>> start RECORDS FOR THIS TASK

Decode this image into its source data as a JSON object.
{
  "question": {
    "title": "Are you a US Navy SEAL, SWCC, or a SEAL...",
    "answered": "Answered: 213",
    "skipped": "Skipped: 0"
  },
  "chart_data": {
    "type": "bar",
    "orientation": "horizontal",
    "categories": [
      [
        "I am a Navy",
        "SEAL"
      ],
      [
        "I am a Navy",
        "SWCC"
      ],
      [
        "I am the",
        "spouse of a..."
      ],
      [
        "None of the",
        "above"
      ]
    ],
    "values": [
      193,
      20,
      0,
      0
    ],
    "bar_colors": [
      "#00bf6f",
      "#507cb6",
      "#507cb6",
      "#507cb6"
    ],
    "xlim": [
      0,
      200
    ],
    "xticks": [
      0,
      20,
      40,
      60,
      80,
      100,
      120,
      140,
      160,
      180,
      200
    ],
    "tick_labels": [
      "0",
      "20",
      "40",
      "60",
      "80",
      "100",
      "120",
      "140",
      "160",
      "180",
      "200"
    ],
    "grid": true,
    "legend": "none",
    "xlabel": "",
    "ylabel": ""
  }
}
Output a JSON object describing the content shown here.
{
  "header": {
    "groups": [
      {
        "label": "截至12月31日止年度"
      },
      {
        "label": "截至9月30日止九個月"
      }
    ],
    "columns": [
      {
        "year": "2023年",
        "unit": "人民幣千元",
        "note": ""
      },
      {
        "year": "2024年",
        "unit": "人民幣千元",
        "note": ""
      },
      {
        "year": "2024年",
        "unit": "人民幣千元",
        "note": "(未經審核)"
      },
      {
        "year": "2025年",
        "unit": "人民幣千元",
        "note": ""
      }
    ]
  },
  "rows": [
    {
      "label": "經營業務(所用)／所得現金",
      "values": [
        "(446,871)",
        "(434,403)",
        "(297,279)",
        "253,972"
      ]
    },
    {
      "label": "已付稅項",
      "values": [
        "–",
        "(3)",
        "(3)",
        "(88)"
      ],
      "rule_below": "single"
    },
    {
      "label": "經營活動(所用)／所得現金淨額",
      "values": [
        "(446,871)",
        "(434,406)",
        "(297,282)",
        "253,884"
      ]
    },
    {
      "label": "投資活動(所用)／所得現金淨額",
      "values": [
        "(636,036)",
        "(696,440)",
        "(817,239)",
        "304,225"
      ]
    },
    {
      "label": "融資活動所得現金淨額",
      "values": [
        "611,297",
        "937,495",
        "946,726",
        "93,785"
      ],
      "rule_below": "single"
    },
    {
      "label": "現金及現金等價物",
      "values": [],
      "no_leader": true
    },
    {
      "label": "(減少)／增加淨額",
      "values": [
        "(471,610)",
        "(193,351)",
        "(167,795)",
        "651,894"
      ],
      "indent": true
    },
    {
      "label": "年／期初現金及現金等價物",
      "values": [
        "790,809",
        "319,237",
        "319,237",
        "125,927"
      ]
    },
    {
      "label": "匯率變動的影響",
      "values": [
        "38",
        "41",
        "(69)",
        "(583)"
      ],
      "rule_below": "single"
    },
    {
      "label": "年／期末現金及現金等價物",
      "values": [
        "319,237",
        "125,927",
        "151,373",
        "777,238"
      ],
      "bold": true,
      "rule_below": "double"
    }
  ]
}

>> end RECORDS FOR THIS TASK

* _TASK STATEMENT_:
Extract every entry above as it appears.

* _ANSWER TO THE TASK_:
Decode this image into its source data as a JSON object.
{
  "question": {
    "title": "Are you a US Navy SEAL, SWCC, or a SEAL...",
    "answered": "Answered: 213",
    "skipped": "Skipped: 0"
  },
  "chart_data": {
    "type": "bar",
    "orientation": "horizontal",
    "categories": [
      [
        "I am a Navy",
        "SEAL"
      ],
      [
        "I am a Navy",
        "SWCC"
      ],
      [
        "I am the",
        "spouse of a..."
      ],
      [
        "None of the",
        "above"
      ]
    ],
    "values": [
      193,
      20,
      0,
      0
    ],
    "bar_colors": [
      "#00bf6f",
      "#507cb6",
      "#507cb6",
      "#507cb6"
    ],
    "xlim": [
      0,
      200
    ],
    "xticks": [
      0,
      20,
      40,
      60,
      80,
      100,
      120,
      140,
      160,
      180,
      200
    ],
    "tick_labels": [
      "0",
      "20",
      "40",
      "60",
      "80",
      "100",
      "120",
      "140",
      "160",
      "180",
      "200"
    ],
    "grid": true,
    "legend": "none",
    "xlabel": "",
    "ylabel": ""
  }
}
Output a JSON object describing the content shown here.
{
  "header": {
    "groups": [
      {
        "label": "截至12月31日止年度"
      },
      {
        "label": "截至9月30日止九個月"
      }
    ],
    "columns": [
      {
        "year": "2023年",
        "unit": "人民幣千元",
        "note": ""
      },
      {
        "year": "2024年",
        "unit": "人民幣千元",
        "note": ""
      },
      {
        "year": "2024年",
        "unit": "人民幣千元",
        "note": "(未經審核)"
      },
      {
        "year": "2025年",
        "unit": "人民幣千元",
        "note": ""
      }
    ]
  },
  "rows": [
    {
      "label": "經營業務(所用)／所得現金",
      "values": [
        "(446,871)",
        "(434,403)",
        "(297,279)",
        "253,972"
      ]
    },
    {
      "label": "已付稅項",
      "values": [
        "–",
        "(3)",
        "(3)",
        "(88)"
      ],
      "rule_below": "single"
    },
    {
      "label": "經營活動(所用)／所得現金淨額",
      "values": [
        "(446,871)",
        "(434,406)",
        "(297,282)",
        "253,884"
      ]
    },
    {
      "label": "投資活動(所用)／所得現金淨額",
      "values": [
        "(636,036)",
        "(696,440)",
        "(817,239)",
        "304,225"
      ]
    },
    {
      "label": "融資活動所得現金淨額",
      "values": [
        "611,297",
        "937,495",
        "946,726",
        "93,785"
      ],
      "rule_below": "single"
    },
    {
      "label": "現金及現金等價物",
      "values": [],
      "no_leader": true
    },
    {
      "label": "(減少)／增加淨額",
      "values": [
        "(471,610)",
        "(193,351)",
        "(167,795)",
        "651,894"
      ],
      "indent": true
    },
    {
      "label": "年／期初現金及現金等價物",
      "values": [
        "790,809",
        "319,237",
        "319,237",
        "125,927"
      ]
    },
    {
      "label": "匯率變動的影響",
      "values": [
        "38",
        "41",
        "(69)",
        "(583)"
      ],
      "rule_below": "single"
    },
    {
      "label": "年／期末現金及現金等價物",
      "values": [
        "319,237",
        "125,927",
        "151,373",
        "777,238"
      ],
      "bold": true,
      "rule_below": "double"
    }
  ]
}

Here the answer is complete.